**Objective:**
Reproduce every entry that follows word for word, but omit the images.

**Supplied information:**
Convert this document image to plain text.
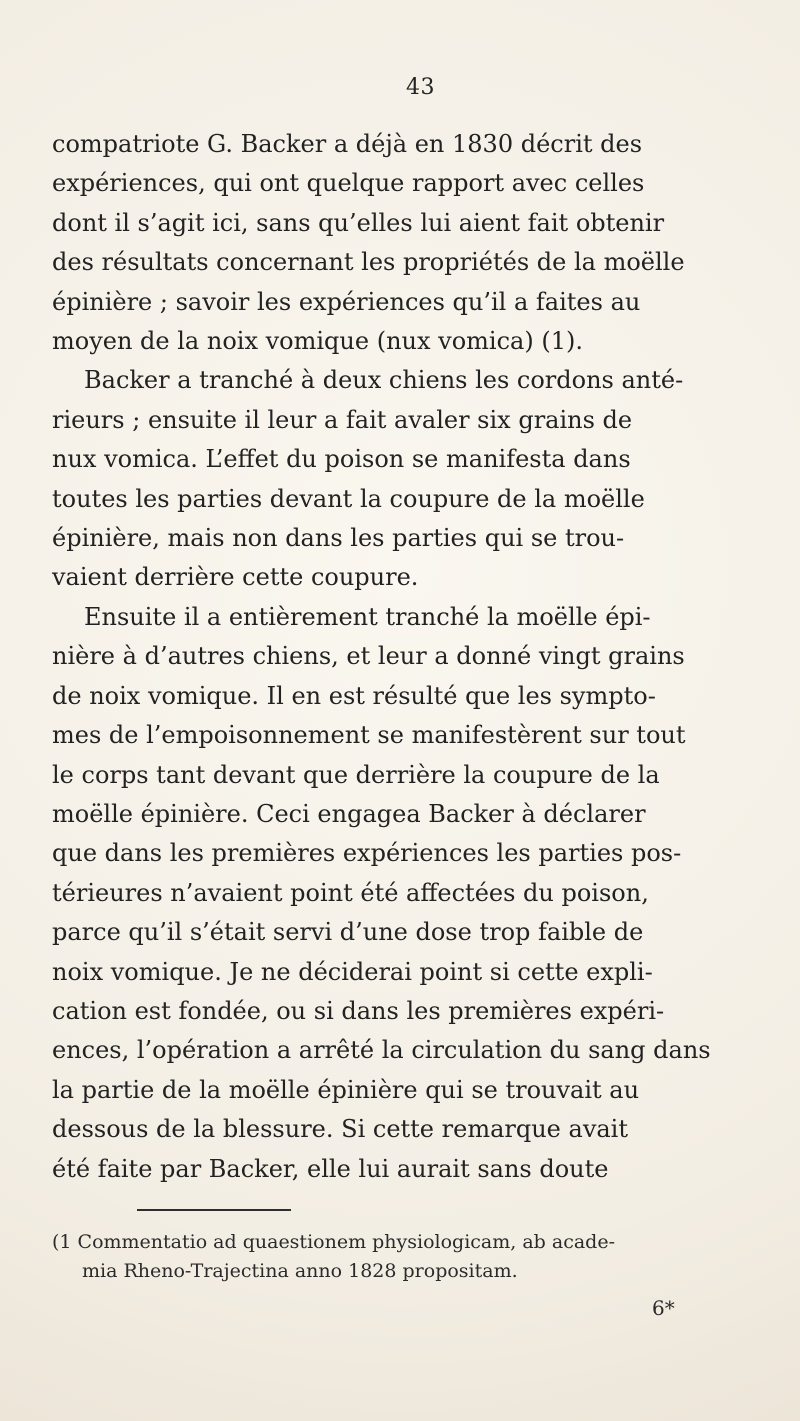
43
compatriote G. Backer a déjà en 1830 décrit des
expériences, qui ont quelque rapport avec celles
dont il s’agit ici, sans qu’elles lui aient fait obtenir
des résultats concernant les propriétés de la moëlle
épinière ; savoir les expériences qu’il a faites au
moyen de la noix vomique (nux vomica) (1).
Backer a tranché à deux chiens les cordons anté-
rieurs ; ensuite il leur a fait avaler six grains de
nux vomica. L’effet du poison se manifesta dans
toutes les parties devant la coupure de la moëlle
épinière, mais non dans les parties qui se trou-
vaient derrière cette coupure.
Ensuite il a entièrement tranché la moëlle épi-
nière à d’autres chiens, et leur a donné vingt grains
de noix vomique. Il en est résulté que les sympto-
mes de l’empoisonnement se manifestèrent sur tout
le corps tant devant que derrière la coupure de la
moëlle épinière. Ceci engagea Backer à déclarer
que dans les premières expériences les parties pos-
térieures n’avaient point été affectées du poison,
parce qu’il s’était servi d’une dose trop faible de
noix vomique. Je ne déciderai point si cette expli-
cation est fondée, ou si dans les premières expéri-
ences, l’opération a arrêté la circulation du sang dans
la partie de la moëlle épinière qui se trouvait au
dessous de la blessure. Si cette remarque avait
été faite par Backer, elle lui aurait sans doute
(1 Commentatio ad quaestionem physiologicam, ab acade-
mia Rheno-Trajectina anno 1828 propositam.
6*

**Output for this exercise:**
Convert this document image to plain text.
43
compatriote G. Backer a déjà en 1830 décrit des
expériences, qui ont quelque rapport avec celles
dont il s’agit ici, sans qu’elles lui aient fait obtenir
des résultats concernant les propriétés de la moëlle
épinière ; savoir les expériences qu’il a faites au
moyen de la noix vomique (nux vomica) (1).
Backer a tranché à deux chiens les cordons anté-
rieurs ; ensuite il leur a fait avaler six grains de
nux vomica. L’effet du poison se manifesta dans
toutes les parties devant la coupure de la moëlle
épinière, mais non dans les parties qui se trou-
vaient derrière cette coupure.
Ensuite il a entièrement tranché la moëlle épi-
nière à d’autres chiens, et leur a donné vingt grains
de noix vomique. Il en est résulté que les sympto-
mes de l’empoisonnement se manifestèrent sur tout
le corps tant devant que derrière la coupure de la
moëlle épinière. Ceci engagea Backer à déclarer
que dans les premières expériences les parties pos-
térieures n’avaient point été affectées du poison,
parce qu’il s’était servi d’une dose trop faible de
noix vomique. Je ne déciderai point si cette expli-
cation est fondée, ou si dans les premières expéri-
ences, l’opération a arrêté la circulation du sang dans
la partie de la moëlle épinière qui se trouvait au
dessous de la blessure. Si cette remarque avait
été faite par Backer, elle lui aurait sans doute
(1 Commentatio ad quaestionem physiologicam, ab acade-
mia Rheno-Trajectina anno 1828 propositam.
6*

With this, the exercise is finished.